§ What the task asks
Copy everything in the listing below word for word, apart from any images.

§ Entries
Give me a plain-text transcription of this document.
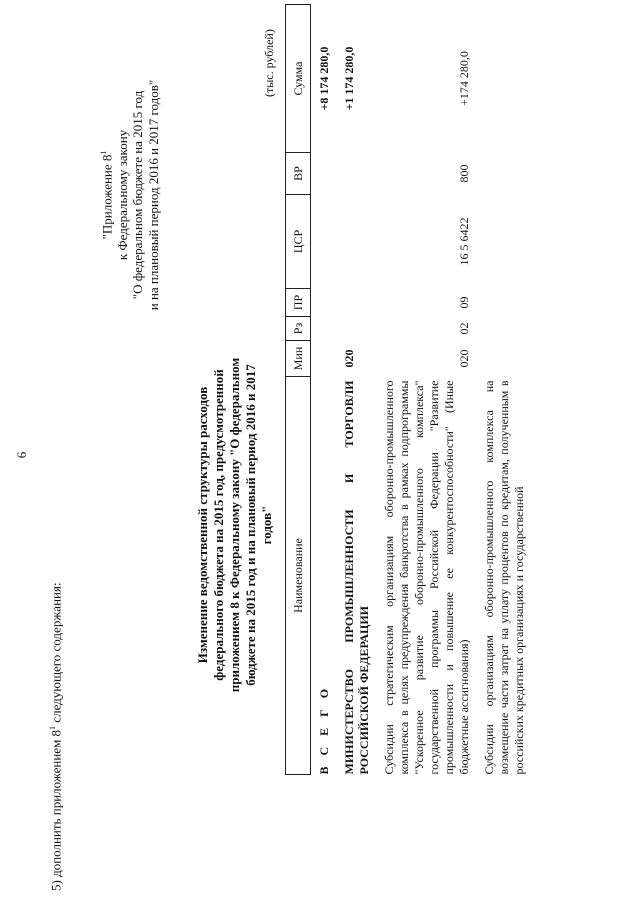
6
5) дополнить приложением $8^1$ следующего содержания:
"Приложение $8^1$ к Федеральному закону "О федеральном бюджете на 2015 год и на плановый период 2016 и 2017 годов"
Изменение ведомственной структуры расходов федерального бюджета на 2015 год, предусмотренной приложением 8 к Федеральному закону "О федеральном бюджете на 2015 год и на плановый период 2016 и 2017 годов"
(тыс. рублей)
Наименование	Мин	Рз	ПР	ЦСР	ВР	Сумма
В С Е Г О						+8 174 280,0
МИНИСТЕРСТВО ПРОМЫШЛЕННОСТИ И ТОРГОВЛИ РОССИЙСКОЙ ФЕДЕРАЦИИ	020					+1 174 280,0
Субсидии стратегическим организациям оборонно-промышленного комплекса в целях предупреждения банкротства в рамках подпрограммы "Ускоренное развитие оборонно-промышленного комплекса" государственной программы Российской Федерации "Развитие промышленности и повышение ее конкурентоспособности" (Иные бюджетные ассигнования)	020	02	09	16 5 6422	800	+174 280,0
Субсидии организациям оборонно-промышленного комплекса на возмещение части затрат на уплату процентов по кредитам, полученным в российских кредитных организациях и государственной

§ Reply
Give me a plain-text transcription of this document.
6
5) дополнить приложением $8^1$ следующего содержания:
"Приложение $8^1$ к Федеральному закону "О федеральном бюджете на 2015 год и на плановый период 2016 и 2017 годов"
Изменение ведомственной структуры расходов федерального бюджета на 2015 год, предусмотренной приложением 8 к Федеральному закону "О федеральном бюджете на 2015 год и на плановый период 2016 и 2017 годов"
(тыс. рублей)
Наименование	Мин	Рз	ПР	ЦСР	ВР	Сумма
В С Е Г О						+8 174 280,0
МИНИСТЕРСТВО ПРОМЫШЛЕННОСТИ И ТОРГОВЛИ РОССИЙСКОЙ ФЕДЕРАЦИИ	020					+1 174 280,0
Субсидии стратегическим организациям оборонно-промышленного комплекса в целях предупреждения банкротства в рамках подпрограммы "Ускоренное развитие оборонно-промышленного комплекса" государственной программы Российской Федерации "Развитие промышленности и повышение ее конкурентоспособности" (Иные бюджетные ассигнования)	020	02	09	16 5 6422	800	+174 280,0
Субсидии организациям оборонно-промышленного комплекса на возмещение части затрат на уплату процентов по кредитам, полученным в российских кредитных организациях и государственной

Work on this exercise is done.